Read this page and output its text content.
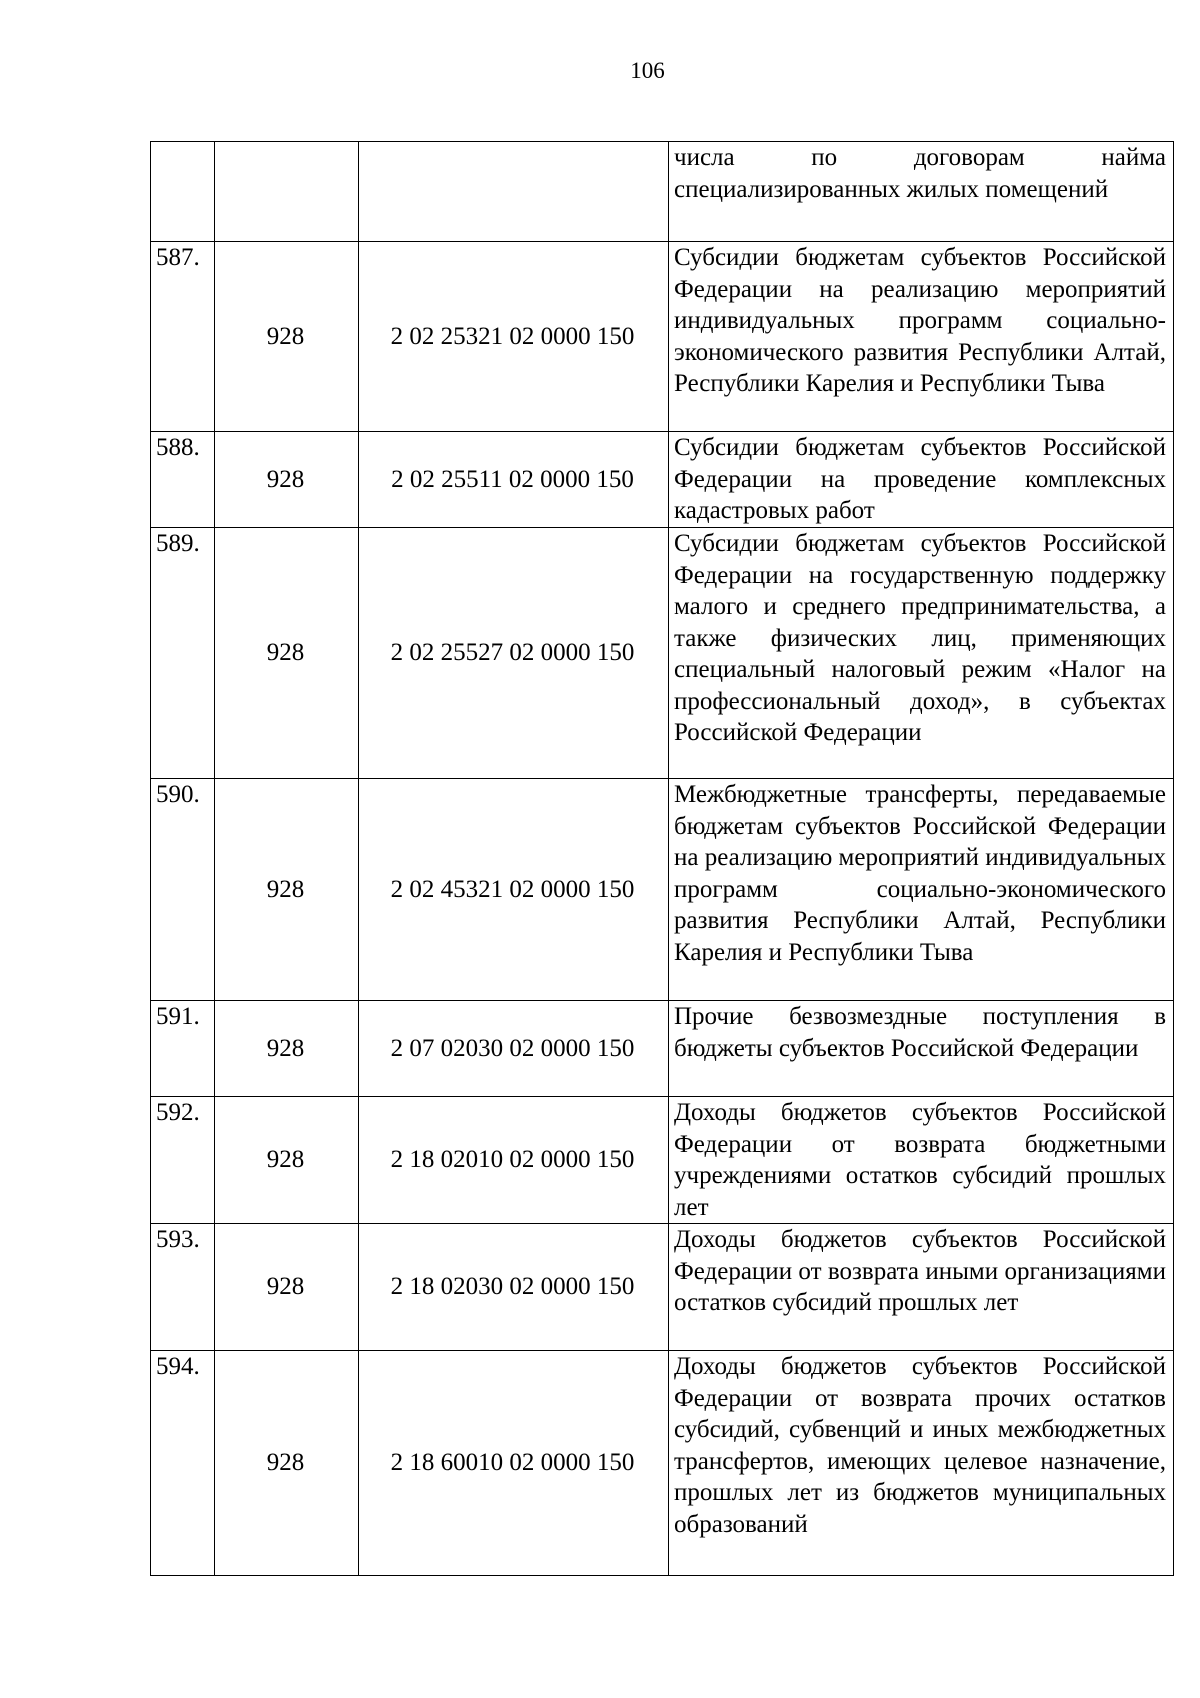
106
			числа по договорам найма специализированных жилых помещений
587.	928	2 02 25321 02 0000 150	Субсидии бюджетам субъектов Российской Федерации на реализацию мероприятий индивидуальных программ социально-экономического развития Республики Алтай, Республики Карелия и Республики Тыва
588.	928	2 02 25511 02 0000 150	Субсидии бюджетам субъектов Российской Федерации на проведение комплексных кадастровых работ
589.	928	2 02 25527 02 0000 150	Субсидии бюджетам субъектов Российской Федерации на государственную поддержку малого и среднего предпринимательства, а также физических лиц, применяющих специальный налоговый режим «Налог на профессиональный доход», в субъектах Российской Федерации
590.	928	2 02 45321 02 0000 150	Межбюджетные трансферты, передаваемые бюджетам субъектов Российской Федерации на реализацию мероприятий индивидуальных программ социально-экономического развития Республики Алтай, Республики Карелия и Республики Тыва
591.	928	2 07 02030 02 0000 150	Прочие безвозмездные поступления в бюджеты субъектов Российской Федерации
592.	928	2 18 02010 02 0000 150	Доходы бюджетов субъектов Российской Федерации от возврата бюджетными учреждениями остатков субсидий прошлых лет
593.	928	2 18 02030 02 0000 150	Доходы бюджетов субъектов Российской Федерации от возврата иными организациями остатков субсидий прошлых лет
594.	928	2 18 60010 02 0000 150	Доходы бюджетов субъектов Российской Федерации от возврата прочих остатков субсидий, субвенций и иных межбюджетных трансфертов, имеющих целевое назначение, прошлых лет из бюджетов муниципальных образований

++++++

◆ **TASK GOAL**
Write every record out again exactly; no pictures belong in the copy.

◆ **EXERCISE ANSWER**
Read this page and output its text content.
106
			числа по договорам найма специализированных жилых помещений
587.	928	2 02 25321 02 0000 150	Субсидии бюджетам субъектов Российской Федерации на реализацию мероприятий индивидуальных программ социально-экономического развития Республики Алтай, Республики Карелия и Республики Тыва
588.	928	2 02 25511 02 0000 150	Субсидии бюджетам субъектов Российской Федерации на проведение комплексных кадастровых работ
589.	928	2 02 25527 02 0000 150	Субсидии бюджетам субъектов Российской Федерации на государственную поддержку малого и среднего предпринимательства, а также физических лиц, применяющих специальный налоговый режим «Налог на профессиональный доход», в субъектах Российской Федерации
590.	928	2 02 45321 02 0000 150	Межбюджетные трансферты, передаваемые бюджетам субъектов Российской Федерации на реализацию мероприятий индивидуальных программ социально-экономического развития Республики Алтай, Республики Карелия и Республики Тыва
591.	928	2 07 02030 02 0000 150	Прочие безвозмездные поступления в бюджеты субъектов Российской Федерации
592.	928	2 18 02010 02 0000 150	Доходы бюджетов субъектов Российской Федерации от возврата бюджетными учреждениями остатков субсидий прошлых лет
593.	928	2 18 02030 02 0000 150	Доходы бюджетов субъектов Российской Федерации от возврата иными организациями остатков субсидий прошлых лет
594.	928	2 18 60010 02 0000 150	Доходы бюджетов субъектов Российской Федерации от возврата прочих остатков субсидий, субвенций и иных межбюджетных трансфертов, имеющих целевое назначение, прошлых лет из бюджетов муниципальных образований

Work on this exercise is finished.